- _CHALLENGE_:
Collect each line of the records containing the string "المعهد".
## START
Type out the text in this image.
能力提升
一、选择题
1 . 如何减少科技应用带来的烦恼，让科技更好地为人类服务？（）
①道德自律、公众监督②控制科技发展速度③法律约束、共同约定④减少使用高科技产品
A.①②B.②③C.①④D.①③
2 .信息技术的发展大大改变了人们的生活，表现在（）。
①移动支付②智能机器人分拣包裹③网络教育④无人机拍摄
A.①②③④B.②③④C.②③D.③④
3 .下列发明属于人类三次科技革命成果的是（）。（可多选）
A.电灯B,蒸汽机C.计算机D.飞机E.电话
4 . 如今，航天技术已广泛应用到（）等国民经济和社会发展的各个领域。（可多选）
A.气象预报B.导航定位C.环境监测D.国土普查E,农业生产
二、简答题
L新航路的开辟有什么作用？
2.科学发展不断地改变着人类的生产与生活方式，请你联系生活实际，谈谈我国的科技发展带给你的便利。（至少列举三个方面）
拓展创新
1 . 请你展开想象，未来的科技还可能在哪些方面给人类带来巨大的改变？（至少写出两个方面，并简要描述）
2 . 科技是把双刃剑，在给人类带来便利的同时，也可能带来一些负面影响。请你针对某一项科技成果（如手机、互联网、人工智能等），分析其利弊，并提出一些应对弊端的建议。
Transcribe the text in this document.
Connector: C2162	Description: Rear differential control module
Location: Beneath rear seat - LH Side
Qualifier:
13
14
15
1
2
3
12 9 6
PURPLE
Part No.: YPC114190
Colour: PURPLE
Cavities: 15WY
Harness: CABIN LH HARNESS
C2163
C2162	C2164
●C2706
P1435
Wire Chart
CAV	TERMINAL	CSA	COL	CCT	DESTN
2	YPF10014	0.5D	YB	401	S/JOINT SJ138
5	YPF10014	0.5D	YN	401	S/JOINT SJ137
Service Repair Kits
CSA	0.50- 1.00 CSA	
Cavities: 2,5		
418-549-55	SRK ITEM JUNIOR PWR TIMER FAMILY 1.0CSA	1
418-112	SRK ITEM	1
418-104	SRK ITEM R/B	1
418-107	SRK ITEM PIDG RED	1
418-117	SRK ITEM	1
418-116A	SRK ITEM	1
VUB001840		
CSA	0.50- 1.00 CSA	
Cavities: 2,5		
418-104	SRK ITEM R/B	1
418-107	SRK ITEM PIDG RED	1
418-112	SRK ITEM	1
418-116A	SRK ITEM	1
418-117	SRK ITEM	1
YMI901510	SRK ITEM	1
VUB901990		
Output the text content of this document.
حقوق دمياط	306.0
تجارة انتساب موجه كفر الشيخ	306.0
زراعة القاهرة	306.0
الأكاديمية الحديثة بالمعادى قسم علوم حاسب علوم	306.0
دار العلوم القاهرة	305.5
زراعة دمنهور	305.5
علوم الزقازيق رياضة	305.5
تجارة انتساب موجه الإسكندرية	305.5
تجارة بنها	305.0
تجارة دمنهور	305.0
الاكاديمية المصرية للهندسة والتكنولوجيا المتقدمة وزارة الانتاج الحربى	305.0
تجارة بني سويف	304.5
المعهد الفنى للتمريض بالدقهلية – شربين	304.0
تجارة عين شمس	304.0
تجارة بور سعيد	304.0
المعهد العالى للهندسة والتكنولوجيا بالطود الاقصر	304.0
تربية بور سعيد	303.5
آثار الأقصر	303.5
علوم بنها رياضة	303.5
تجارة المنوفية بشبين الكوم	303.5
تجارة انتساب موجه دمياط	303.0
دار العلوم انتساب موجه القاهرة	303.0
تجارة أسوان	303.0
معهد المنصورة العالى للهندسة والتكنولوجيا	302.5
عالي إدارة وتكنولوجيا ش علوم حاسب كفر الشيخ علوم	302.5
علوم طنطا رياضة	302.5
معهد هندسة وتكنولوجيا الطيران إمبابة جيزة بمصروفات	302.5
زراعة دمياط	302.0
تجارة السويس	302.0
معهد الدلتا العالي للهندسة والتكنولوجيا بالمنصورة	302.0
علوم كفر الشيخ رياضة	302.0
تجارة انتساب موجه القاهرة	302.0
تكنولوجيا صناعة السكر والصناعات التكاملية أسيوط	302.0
## END
- _RESULT FOR THIS TASK_:
المعهد الفنى للتمريض بالدقهلية – شربين	304.0
المعهد العالى للهندسة والتكنولوجيا بالطود الاقصر	304.0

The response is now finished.